* To do
Of all the lines in the data below, how many contain "values"? Report that number alone.

Source records
# # #
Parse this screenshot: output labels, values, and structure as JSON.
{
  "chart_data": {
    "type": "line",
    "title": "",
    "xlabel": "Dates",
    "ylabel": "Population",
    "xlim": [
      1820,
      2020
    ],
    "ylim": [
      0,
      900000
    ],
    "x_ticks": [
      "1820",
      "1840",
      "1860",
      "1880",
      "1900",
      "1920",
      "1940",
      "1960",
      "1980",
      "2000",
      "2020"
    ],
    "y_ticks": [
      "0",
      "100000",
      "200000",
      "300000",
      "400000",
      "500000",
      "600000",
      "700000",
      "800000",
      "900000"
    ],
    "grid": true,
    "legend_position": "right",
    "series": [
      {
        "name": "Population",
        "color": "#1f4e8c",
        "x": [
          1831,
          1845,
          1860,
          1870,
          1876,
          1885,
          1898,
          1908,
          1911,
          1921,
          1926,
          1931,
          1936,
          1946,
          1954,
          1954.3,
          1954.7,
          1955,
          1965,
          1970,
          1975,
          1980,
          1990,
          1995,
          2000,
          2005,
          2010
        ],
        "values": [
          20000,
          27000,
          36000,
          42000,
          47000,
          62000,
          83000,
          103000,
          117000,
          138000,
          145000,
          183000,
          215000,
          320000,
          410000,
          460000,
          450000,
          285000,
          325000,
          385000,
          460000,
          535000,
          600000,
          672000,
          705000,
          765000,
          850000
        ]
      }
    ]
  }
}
# # #
* Response to this task
2